--- TASK ---
Each of the lines below must be retyped character for character.

--- RECORDS FOR THIS TASK ---
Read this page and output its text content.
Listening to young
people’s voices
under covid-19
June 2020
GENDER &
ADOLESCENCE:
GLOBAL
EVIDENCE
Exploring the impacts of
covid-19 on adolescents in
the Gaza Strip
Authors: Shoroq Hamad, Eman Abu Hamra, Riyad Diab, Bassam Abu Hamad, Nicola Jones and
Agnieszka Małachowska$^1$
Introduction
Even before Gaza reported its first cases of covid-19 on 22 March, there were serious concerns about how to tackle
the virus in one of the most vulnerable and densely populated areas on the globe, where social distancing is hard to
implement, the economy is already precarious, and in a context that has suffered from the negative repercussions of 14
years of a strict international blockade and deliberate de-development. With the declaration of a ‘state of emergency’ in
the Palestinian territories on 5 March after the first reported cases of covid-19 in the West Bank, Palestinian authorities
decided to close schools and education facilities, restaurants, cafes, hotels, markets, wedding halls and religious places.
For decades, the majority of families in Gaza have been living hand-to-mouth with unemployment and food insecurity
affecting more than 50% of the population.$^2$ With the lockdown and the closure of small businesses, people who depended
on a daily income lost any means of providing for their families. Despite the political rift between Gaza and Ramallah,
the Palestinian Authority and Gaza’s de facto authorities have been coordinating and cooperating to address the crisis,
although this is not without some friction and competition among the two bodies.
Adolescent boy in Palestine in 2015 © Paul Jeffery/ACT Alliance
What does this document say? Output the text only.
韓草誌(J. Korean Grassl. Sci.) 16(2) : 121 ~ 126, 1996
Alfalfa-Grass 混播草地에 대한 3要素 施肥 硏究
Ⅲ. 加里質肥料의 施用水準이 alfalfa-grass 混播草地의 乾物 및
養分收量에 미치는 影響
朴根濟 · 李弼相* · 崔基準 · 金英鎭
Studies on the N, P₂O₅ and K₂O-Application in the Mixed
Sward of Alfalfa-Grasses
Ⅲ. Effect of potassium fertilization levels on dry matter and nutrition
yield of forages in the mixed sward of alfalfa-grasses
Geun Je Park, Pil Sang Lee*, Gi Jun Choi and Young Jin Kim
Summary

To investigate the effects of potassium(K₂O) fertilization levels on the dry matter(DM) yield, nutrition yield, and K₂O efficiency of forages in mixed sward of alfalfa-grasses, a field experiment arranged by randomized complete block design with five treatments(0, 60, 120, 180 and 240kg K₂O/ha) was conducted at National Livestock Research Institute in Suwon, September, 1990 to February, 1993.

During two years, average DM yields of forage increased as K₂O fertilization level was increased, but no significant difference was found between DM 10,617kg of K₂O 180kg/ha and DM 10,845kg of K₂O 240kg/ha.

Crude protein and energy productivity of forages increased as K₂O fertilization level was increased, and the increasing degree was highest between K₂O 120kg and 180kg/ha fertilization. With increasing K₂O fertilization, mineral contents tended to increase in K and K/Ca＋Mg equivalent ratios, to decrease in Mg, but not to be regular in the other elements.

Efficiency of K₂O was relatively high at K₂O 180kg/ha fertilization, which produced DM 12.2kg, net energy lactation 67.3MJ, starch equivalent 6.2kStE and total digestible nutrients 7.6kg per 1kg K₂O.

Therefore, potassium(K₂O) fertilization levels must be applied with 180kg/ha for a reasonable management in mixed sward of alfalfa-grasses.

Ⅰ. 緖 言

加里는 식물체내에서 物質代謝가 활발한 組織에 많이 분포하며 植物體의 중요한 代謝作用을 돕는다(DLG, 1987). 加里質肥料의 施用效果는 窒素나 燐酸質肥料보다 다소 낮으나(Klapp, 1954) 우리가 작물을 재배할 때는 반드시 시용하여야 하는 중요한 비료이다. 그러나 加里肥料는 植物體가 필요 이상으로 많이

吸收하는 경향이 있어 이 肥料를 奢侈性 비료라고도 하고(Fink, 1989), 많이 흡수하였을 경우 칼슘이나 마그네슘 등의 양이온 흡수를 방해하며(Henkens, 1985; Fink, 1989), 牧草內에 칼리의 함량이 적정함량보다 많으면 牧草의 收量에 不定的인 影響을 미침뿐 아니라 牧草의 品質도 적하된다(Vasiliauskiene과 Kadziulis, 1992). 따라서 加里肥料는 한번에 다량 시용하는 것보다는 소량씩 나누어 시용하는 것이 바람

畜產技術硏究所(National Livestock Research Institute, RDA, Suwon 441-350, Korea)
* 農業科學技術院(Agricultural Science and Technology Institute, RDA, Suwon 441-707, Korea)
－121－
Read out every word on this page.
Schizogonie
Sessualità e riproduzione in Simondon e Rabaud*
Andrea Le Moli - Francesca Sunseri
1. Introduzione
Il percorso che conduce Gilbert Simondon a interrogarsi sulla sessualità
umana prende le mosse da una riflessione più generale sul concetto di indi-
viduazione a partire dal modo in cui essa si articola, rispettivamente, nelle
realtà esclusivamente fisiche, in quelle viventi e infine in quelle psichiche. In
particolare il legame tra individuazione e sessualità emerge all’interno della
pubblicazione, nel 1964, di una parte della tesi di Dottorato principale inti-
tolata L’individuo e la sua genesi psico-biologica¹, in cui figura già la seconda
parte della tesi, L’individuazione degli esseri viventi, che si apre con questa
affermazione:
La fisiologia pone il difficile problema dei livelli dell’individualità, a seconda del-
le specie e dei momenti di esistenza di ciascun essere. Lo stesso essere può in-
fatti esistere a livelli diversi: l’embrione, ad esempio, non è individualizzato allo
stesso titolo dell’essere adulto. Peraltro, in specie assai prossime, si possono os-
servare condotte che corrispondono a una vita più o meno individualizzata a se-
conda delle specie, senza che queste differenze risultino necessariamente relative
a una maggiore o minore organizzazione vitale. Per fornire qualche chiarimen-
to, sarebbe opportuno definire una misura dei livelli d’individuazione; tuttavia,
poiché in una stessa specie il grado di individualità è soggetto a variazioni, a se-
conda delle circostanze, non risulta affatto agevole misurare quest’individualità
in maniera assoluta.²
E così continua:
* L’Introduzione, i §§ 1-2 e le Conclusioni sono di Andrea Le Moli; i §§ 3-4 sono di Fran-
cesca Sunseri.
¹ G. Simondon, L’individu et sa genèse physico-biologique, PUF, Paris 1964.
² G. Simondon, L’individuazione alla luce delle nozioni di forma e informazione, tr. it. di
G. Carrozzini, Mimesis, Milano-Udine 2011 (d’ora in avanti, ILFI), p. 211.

--- ANSWER TO THIS PROBLEM ---
Read this page and output its text content.
Listening to young
people’s voices
under covid-19
June 2020
GENDER &
ADOLESCENCE:
GLOBAL
EVIDENCE
Exploring the impacts of
covid-19 on adolescents in
the Gaza Strip
Authors: Shoroq Hamad, Eman Abu Hamra, Riyad Diab, Bassam Abu Hamad, Nicola Jones and
Agnieszka Małachowska$^1$
Introduction
Even before Gaza reported its first cases of covid-19 on 22 March, there were serious concerns about how to tackle
the virus in one of the most vulnerable and densely populated areas on the globe, where social distancing is hard to
implement, the economy is already precarious, and in a context that has suffered from the negative repercussions of 14
years of a strict international blockade and deliberate de-development. With the declaration of a ‘state of emergency’ in
the Palestinian territories on 5 March after the first reported cases of covid-19 in the West Bank, Palestinian authorities
decided to close schools and education facilities, restaurants, cafes, hotels, markets, wedding halls and religious places.
For decades, the majority of families in Gaza have been living hand-to-mouth with unemployment and food insecurity
affecting more than 50% of the population.$^2$ With the lockdown and the closure of small businesses, people who depended
on a daily income lost any means of providing for their families. Despite the political rift between Gaza and Ramallah,
the Palestinian Authority and Gaza’s de facto authorities have been coordinating and cooperating to address the crisis,
although this is not without some friction and competition among the two bodies.
Adolescent boy in Palestine in 2015 © Paul Jeffery/ACT Alliance
What does this document say? Output the text only.
韓草誌(J. Korean Grassl. Sci.) 16(2) : 121 ~ 126, 1996
Alfalfa-Grass 混播草地에 대한 3要素 施肥 硏究
Ⅲ. 加里質肥料의 施用水準이 alfalfa-grass 混播草地의 乾物 및
養分收量에 미치는 影響
朴根濟 · 李弼相* · 崔基準 · 金英鎭
Studies on the N, P₂O₅ and K₂O-Application in the Mixed
Sward of Alfalfa-Grasses
Ⅲ. Effect of potassium fertilization levels on dry matter and nutrition
yield of forages in the mixed sward of alfalfa-grasses
Geun Je Park, Pil Sang Lee*, Gi Jun Choi and Young Jin Kim
Summary

To investigate the effects of potassium(K₂O) fertilization levels on the dry matter(DM) yield, nutrition yield, and K₂O efficiency of forages in mixed sward of alfalfa-grasses, a field experiment arranged by randomized complete block design with five treatments(0, 60, 120, 180 and 240kg K₂O/ha) was conducted at National Livestock Research Institute in Suwon, September, 1990 to February, 1993.

During two years, average DM yields of forage increased as K₂O fertilization level was increased, but no significant difference was found between DM 10,617kg of K₂O 180kg/ha and DM 10,845kg of K₂O 240kg/ha.

Crude protein and energy productivity of forages increased as K₂O fertilization level was increased, and the increasing degree was highest between K₂O 120kg and 180kg/ha fertilization. With increasing K₂O fertilization, mineral contents tended to increase in K and K/Ca＋Mg equivalent ratios, to decrease in Mg, but not to be regular in the other elements.

Efficiency of K₂O was relatively high at K₂O 180kg/ha fertilization, which produced DM 12.2kg, net energy lactation 67.3MJ, starch equivalent 6.2kStE and total digestible nutrients 7.6kg per 1kg K₂O.

Therefore, potassium(K₂O) fertilization levels must be applied with 180kg/ha for a reasonable management in mixed sward of alfalfa-grasses.

Ⅰ. 緖 言

加里는 식물체내에서 物質代謝가 활발한 組織에 많이 분포하며 植物體의 중요한 代謝作用을 돕는다(DLG, 1987). 加里質肥料의 施用效果는 窒素나 燐酸質肥料보다 다소 낮으나(Klapp, 1954) 우리가 작물을 재배할 때는 반드시 시용하여야 하는 중요한 비료이다. 그러나 加里肥料는 植物體가 필요 이상으로 많이

吸收하는 경향이 있어 이 肥料를 奢侈性 비료라고도 하고(Fink, 1989), 많이 흡수하였을 경우 칼슘이나 마그네슘 등의 양이온 흡수를 방해하며(Henkens, 1985; Fink, 1989), 牧草內에 칼리의 함량이 적정함량보다 많으면 牧草의 收量에 不定的인 影響을 미침뿐 아니라 牧草의 品質도 적하된다(Vasiliauskiene과 Kadziulis, 1992). 따라서 加里肥料는 한번에 다량 시용하는 것보다는 소량씩 나누어 시용하는 것이 바람

畜產技術硏究所(National Livestock Research Institute, RDA, Suwon 441-350, Korea)
* 農業科學技術院(Agricultural Science and Technology Institute, RDA, Suwon 441-707, Korea)
－121－
Read out every word on this page.
Schizogonie
Sessualità e riproduzione in Simondon e Rabaud*
Andrea Le Moli - Francesca Sunseri
1. Introduzione
Il percorso che conduce Gilbert Simondon a interrogarsi sulla sessualità
umana prende le mosse da una riflessione più generale sul concetto di indi-
viduazione a partire dal modo in cui essa si articola, rispettivamente, nelle
realtà esclusivamente fisiche, in quelle viventi e infine in quelle psichiche. In
particolare il legame tra individuazione e sessualità emerge all’interno della
pubblicazione, nel 1964, di una parte della tesi di Dottorato principale inti-
tolata L’individuo e la sua genesi psico-biologica¹, in cui figura già la seconda
parte della tesi, L’individuazione degli esseri viventi, che si apre con questa
affermazione:
La fisiologia pone il difficile problema dei livelli dell’individualità, a seconda del-
le specie e dei momenti di esistenza di ciascun essere. Lo stesso essere può in-
fatti esistere a livelli diversi: l’embrione, ad esempio, non è individualizzato allo
stesso titolo dell’essere adulto. Peraltro, in specie assai prossime, si possono os-
servare condotte che corrispondono a una vita più o meno individualizzata a se-
conda delle specie, senza che queste differenze risultino necessariamente relative
a una maggiore o minore organizzazione vitale. Per fornire qualche chiarimen-
to, sarebbe opportuno definire una misura dei livelli d’individuazione; tuttavia,
poiché in una stessa specie il grado di individualità è soggetto a variazioni, a se-
conda delle circostanze, non risulta affatto agevole misurare quest’individualità
in maniera assoluta.²
E così continua:
* L’Introduzione, i §§ 1-2 e le Conclusioni sono di Andrea Le Moli; i §§ 3-4 sono di Fran-
cesca Sunseri.
¹ G. Simondon, L’individu et sa genèse physico-biologique, PUF, Paris 1964.
² G. Simondon, L’individuazione alla luce delle nozioni di forma e informazione, tr. it. di
G. Carrozzini, Mimesis, Milano-Udine 2011 (d’ora in avanti, ILFI), p. 211.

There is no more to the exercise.